GIVEN EXERCISE
Write out all the entries word for word and omit any pictures.

Entries from a dataset
-------------------------

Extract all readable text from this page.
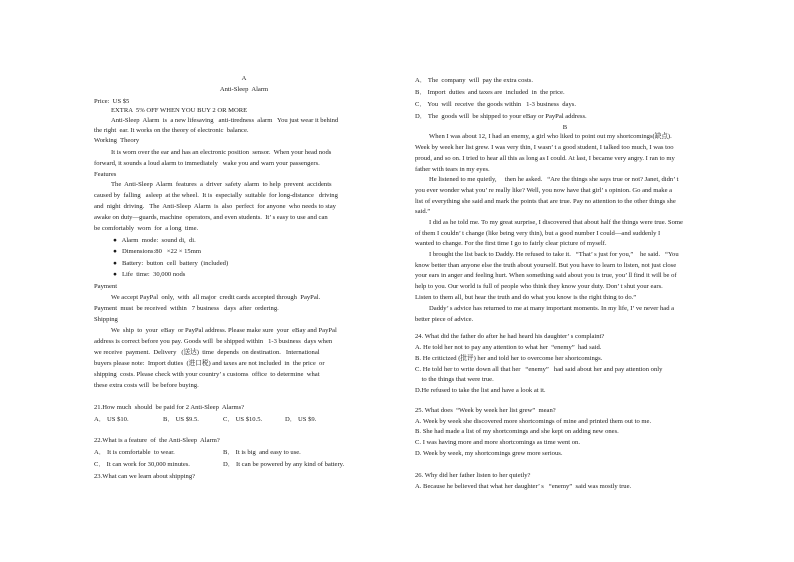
A
Anti-Sleep  Alarm
Price:  US $5
EXTRA  5% OFF WHEN YOU BUY 2 OR MORE
Anti-Sleep  Alarm  is  a new lifesaving   anti-tiredness  alarm   You just wear it behind
the right  ear. It works on the theory of electronic  balance.
Working  Theory
It is worn over the ear and has an electronic position  sensor.  When your head nods
forward, it sounds a loud alarm to immediately   wake you and warn your passengers.
Features
The  Anti-Sleep  Alarm  features  a  driver  safety  alarm  to help  prevent  accidents
caused by  falling   asleep  at the wheel.  It is  especially  suitable  for long-distance   driving
and  night  driving.   The  Anti-Sleep  Alarm  is  also  perfect  for anyone  who needs to stay
awake on duty—guards, machine  operators, and even students.  It’ s easy to use and can
be comfortably  worn  for  a long  time.
● Alarm  mode:  sound di,  di.
● Dimensions:80   ×22 × 15mm
● Battery:  button  cell  battery  (included)
● Life  time:  30,000 nods
Payment
We accept PayPal  only,  with  all major  credit cards accepted through  PayPal.
Payment  must  be received  within   7 business   days  after  ordering.
Shipping
We  ship  to  your  eBay  or PayPal address. Please make sure  your  eBay and PayPal
address is correct before you pay. Goods will  be shipped within   1-3 business  days when
we receive  payment.  Delivery   (送达)  time  depends  on destination.   International
buyers please note:  Import duties  (进口税) and taxes are not included  in  the price  or
shipping  costs. Please check with your country’ s customs  office  to determine  what
these extra costs will  be before buying.
21.How much  should  be paid for 2 Anti-Sleep  Alarms?
A． US $10.	B． US $9.5.	C． US $10.5.	D． US $9.
22.What is a feature  of  the Anti-Sleep  Alarm?
A． It is comfortable  to wear.	B． It is big  and easy to use.
C． It can work for 30,000 minutes.	D． It can be powered by any kind of battery.
23.What can we learn about shipping?
A． The  company  will  pay the extra costs.
B． Import  duties  and taxes are  included  in  the price.
C． You  will  receive  the goods within   1-3 business  days.
D． The  goods will  be shipped to your eBay or PayPal address.
B
When I was about 12, I had an enemy, a girl who liked to point out my shortcomings(缺点).
Week by week her list grew. I was very thin, I wasn’ t a good student, I talked too much, I was too
proud, and so on. I tried to hear all this as long as I could. At last, I became very angry. I ran to my
father with tears in my eyes.
He listened to me quietly,     then he asked.   “Are the things she says true or not? Janet, didn’ t
you ever wonder what you’ re really like? Well, you now have that girl’ s opinion. Go and make a
list of everything she said and mark the points that are true. Pay no attention to the other things she
said.”
I did as he told me. To my great surprise, I discovered that about half the things were true. Some
of them I couldn’ t change (like being very thin), but a good number I could—and suddenly I
wanted to change. For the first time I go to fairly clear picture of myself.
I brought the list back to Daddy. He refused to take it.   “That’ s just for you,”    he said.   “You
know better than anyone else the truth about yourself. But you have to learn to listen, not just close
your ears in anger and feeling hurt. When something said about you is true, you’ ll find it will be of
help to you. Our world is full of people who think they know your duty. Don’ t shut your ears.
Listen to them all, but hear the truth and do what you know is the right thing to do.”
Daddy’ s advice has returned to me at many important moments. In my life, I’ ve never had a
better piece of advice.
24. What did the father do after he had heard his daughter’ s complaint?
A. He told her not to pay any attention to what her  “enemy”  had said.
B. He criticized (批评) her and told her to overcome her shortcomings.
C. He told her to write down all that her   “enemy”   had said about her and pay attention only
to the things that were true.
D.He refused to take the list and have a look at it.
25. What does  “Week by week her list grew”  mean?
A. Week by week she discovered more shortcomings of mine and printed them out to me.
B. She had made a list of my shortcomings and she kept on adding new ones.
C. I was having more and more shortcomings as time went on.
D. Week by week, my shortcomings grew more serious.
26. Why did her father listen to her quietly?
A. Because he believed that what her daughter’ s   “enemy”  said was mostly true.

-------------------------

SOLUTION
Extract all readable text from this page.
A
Anti-Sleep  Alarm
Price:  US $5
EXTRA  5% OFF WHEN YOU BUY 2 OR MORE
Anti-Sleep  Alarm  is  a new lifesaving   anti-tiredness  alarm   You just wear it behind
the right  ear. It works on the theory of electronic  balance.
Working  Theory
It is worn over the ear and has an electronic position  sensor.  When your head nods
forward, it sounds a loud alarm to immediately   wake you and warn your passengers.
Features
The  Anti-Sleep  Alarm  features  a  driver  safety  alarm  to help  prevent  accidents
caused by  falling   asleep  at the wheel.  It is  especially  suitable  for long-distance   driving
and  night  driving.   The  Anti-Sleep  Alarm  is  also  perfect  for anyone  who needs to stay
awake on duty—guards, machine  operators, and even students.  It’ s easy to use and can
be comfortably  worn  for  a long  time.
● Alarm  mode:  sound di,  di.
● Dimensions:80   ×22 × 15mm
● Battery:  button  cell  battery  (included)
● Life  time:  30,000 nods
Payment
We accept PayPal  only,  with  all major  credit cards accepted through  PayPal.
Payment  must  be received  within   7 business   days  after  ordering.
Shipping
We  ship  to  your  eBay  or PayPal address. Please make sure  your  eBay and PayPal
address is correct before you pay. Goods will  be shipped within   1-3 business  days when
we receive  payment.  Delivery   (送达)  time  depends  on destination.   International
buyers please note:  Import duties  (进口税) and taxes are not included  in  the price  or
shipping  costs. Please check with your country’ s customs  office  to determine  what
these extra costs will  be before buying.
21.How much  should  be paid for 2 Anti-Sleep  Alarms?
A． US $10.	B． US $9.5.	C． US $10.5.	D． US $9.
22.What is a feature  of  the Anti-Sleep  Alarm?
A． It is comfortable  to wear.	B． It is big  and easy to use.
C． It can work for 30,000 minutes.	D． It can be powered by any kind of battery.
23.What can we learn about shipping?
A． The  company  will  pay the extra costs.
B． Import  duties  and taxes are  included  in  the price.
C． You  will  receive  the goods within   1-3 business  days.
D． The  goods will  be shipped to your eBay or PayPal address.
B
When I was about 12, I had an enemy, a girl who liked to point out my shortcomings(缺点).
Week by week her list grew. I was very thin, I wasn’ t a good student, I talked too much, I was too
proud, and so on. I tried to hear all this as long as I could. At last, I became very angry. I ran to my
father with tears in my eyes.
He listened to me quietly,     then he asked.   “Are the things she says true or not? Janet, didn’ t
you ever wonder what you’ re really like? Well, you now have that girl’ s opinion. Go and make a
list of everything she said and mark the points that are true. Pay no attention to the other things she
said.”
I did as he told me. To my great surprise, I discovered that about half the things were true. Some
of them I couldn’ t change (like being very thin), but a good number I could—and suddenly I
wanted to change. For the first time I go to fairly clear picture of myself.
I brought the list back to Daddy. He refused to take it.   “That’ s just for you,”    he said.   “You
know better than anyone else the truth about yourself. But you have to learn to listen, not just close
your ears in anger and feeling hurt. When something said about you is true, you’ ll find it will be of
help to you. Our world is full of people who think they know your duty. Don’ t shut your ears.
Listen to them all, but hear the truth and do what you know is the right thing to do.”
Daddy’ s advice has returned to me at many important moments. In my life, I’ ve never had a
better piece of advice.
24. What did the father do after he had heard his daughter’ s complaint?
A. He told her not to pay any attention to what her  “enemy”  had said.
B. He criticized (批评) her and told her to overcome her shortcomings.
C. He told her to write down all that her   “enemy”   had said about her and pay attention only
to the things that were true.
D.He refused to take the list and have a look at it.
25. What does  “Week by week her list grew”  mean?
A. Week by week she discovered more shortcomings of mine and printed them out to me.
B. She had made a list of my shortcomings and she kept on adding new ones.
C. I was having more and more shortcomings as time went on.
D. Week by week, my shortcomings grew more serious.
26. Why did her father listen to her quietly?
A. Because he believed that what her daughter’ s   “enemy”  said was mostly true.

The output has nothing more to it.